### Exercise aim
Collect the lines of the entries where "بيانات" shows up.

★ ★ ★ ★ ★ ★ ★

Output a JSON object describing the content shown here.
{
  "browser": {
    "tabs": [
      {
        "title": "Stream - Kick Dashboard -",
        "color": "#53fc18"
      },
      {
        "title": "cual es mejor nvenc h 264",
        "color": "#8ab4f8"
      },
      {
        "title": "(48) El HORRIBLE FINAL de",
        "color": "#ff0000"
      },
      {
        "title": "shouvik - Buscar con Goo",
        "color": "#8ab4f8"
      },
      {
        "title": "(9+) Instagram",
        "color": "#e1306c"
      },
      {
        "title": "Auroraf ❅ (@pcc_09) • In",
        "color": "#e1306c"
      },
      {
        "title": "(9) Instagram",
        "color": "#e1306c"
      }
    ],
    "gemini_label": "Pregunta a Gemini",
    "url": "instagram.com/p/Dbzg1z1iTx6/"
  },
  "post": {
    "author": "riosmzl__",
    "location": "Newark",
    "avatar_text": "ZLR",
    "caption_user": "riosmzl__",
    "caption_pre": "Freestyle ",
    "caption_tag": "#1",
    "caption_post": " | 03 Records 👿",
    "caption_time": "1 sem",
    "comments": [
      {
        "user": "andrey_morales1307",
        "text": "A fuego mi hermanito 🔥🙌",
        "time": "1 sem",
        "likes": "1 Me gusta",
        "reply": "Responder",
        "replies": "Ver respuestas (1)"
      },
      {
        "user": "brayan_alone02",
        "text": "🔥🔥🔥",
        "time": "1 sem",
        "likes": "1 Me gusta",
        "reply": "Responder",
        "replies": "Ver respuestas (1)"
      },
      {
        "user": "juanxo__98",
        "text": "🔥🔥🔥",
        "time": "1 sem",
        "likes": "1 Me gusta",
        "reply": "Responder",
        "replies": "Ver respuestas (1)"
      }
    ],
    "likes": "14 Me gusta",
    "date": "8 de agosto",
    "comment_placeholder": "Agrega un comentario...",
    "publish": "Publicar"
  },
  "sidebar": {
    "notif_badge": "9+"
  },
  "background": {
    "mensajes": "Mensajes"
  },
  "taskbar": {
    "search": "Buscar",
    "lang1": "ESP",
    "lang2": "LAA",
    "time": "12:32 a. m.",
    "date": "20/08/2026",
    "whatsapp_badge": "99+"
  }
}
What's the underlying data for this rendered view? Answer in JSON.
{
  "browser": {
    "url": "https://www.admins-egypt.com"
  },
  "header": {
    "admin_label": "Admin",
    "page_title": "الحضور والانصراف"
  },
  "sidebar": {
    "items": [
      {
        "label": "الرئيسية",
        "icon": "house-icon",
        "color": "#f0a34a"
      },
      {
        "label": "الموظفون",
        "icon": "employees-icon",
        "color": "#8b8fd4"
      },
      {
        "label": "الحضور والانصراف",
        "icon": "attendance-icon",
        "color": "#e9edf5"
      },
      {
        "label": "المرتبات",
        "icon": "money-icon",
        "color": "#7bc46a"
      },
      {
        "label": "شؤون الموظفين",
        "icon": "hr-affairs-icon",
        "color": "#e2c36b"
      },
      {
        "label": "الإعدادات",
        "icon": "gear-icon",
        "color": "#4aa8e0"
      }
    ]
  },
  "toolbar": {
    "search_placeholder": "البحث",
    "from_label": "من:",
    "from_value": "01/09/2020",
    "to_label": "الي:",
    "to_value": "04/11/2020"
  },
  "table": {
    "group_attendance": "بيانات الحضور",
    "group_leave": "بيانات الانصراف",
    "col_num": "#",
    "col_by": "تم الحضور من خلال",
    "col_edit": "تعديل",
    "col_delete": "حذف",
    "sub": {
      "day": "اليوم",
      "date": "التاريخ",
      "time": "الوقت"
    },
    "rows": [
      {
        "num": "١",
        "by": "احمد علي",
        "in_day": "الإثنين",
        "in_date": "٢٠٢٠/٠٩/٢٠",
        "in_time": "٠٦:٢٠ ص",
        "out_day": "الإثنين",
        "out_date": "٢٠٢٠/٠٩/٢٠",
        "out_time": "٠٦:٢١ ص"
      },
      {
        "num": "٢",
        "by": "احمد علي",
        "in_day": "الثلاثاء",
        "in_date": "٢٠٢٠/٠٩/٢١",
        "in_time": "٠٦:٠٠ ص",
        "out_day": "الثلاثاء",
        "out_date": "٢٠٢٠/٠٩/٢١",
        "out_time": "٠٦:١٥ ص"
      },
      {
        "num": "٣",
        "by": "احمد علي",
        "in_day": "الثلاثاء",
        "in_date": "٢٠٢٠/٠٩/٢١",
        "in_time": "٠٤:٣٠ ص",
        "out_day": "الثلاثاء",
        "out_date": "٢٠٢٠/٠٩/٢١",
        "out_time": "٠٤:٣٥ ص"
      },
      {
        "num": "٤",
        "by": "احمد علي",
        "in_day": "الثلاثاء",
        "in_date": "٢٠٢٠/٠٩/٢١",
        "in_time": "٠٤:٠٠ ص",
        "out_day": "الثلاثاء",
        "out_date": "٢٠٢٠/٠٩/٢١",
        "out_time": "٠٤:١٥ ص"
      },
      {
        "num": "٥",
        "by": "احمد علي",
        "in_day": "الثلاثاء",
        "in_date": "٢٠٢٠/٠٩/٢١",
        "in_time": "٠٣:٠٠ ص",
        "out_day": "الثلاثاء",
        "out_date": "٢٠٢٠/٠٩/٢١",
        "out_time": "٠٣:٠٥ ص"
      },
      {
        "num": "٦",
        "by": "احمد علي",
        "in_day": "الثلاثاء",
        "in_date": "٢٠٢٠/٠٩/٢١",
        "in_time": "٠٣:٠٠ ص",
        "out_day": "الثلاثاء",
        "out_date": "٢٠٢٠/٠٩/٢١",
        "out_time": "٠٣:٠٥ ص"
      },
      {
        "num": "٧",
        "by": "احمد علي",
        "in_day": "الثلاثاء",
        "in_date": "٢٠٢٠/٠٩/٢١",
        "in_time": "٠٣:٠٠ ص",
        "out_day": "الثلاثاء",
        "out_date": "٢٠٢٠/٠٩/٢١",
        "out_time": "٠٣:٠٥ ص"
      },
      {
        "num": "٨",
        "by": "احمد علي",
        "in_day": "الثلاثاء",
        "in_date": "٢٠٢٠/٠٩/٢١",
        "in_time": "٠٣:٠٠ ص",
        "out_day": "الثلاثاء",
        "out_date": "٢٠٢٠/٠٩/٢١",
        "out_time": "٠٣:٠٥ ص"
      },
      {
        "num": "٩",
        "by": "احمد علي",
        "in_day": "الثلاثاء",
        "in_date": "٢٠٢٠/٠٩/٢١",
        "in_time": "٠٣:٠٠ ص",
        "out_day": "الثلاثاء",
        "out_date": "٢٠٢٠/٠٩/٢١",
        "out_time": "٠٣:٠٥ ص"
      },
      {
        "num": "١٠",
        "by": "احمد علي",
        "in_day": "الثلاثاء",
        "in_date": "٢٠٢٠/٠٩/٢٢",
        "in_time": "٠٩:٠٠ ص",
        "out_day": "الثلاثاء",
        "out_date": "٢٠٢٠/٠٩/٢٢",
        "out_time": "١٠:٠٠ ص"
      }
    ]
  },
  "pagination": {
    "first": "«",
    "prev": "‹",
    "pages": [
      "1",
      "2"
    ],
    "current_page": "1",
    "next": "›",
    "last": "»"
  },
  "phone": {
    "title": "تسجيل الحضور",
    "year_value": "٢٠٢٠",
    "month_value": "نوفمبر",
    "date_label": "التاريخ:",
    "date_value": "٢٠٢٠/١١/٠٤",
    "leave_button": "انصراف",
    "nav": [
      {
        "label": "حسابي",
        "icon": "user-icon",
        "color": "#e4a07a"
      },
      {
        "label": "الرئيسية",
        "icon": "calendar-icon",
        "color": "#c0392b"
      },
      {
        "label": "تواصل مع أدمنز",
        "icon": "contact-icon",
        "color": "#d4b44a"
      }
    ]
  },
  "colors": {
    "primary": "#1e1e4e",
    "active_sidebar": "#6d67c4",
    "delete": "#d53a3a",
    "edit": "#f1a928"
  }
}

★ ★ ★ ★ ★ ★ ★

### Result for this task
    "group_attendance": "بيانات الحضور",
    "group_leave": "بيانات الانصراف",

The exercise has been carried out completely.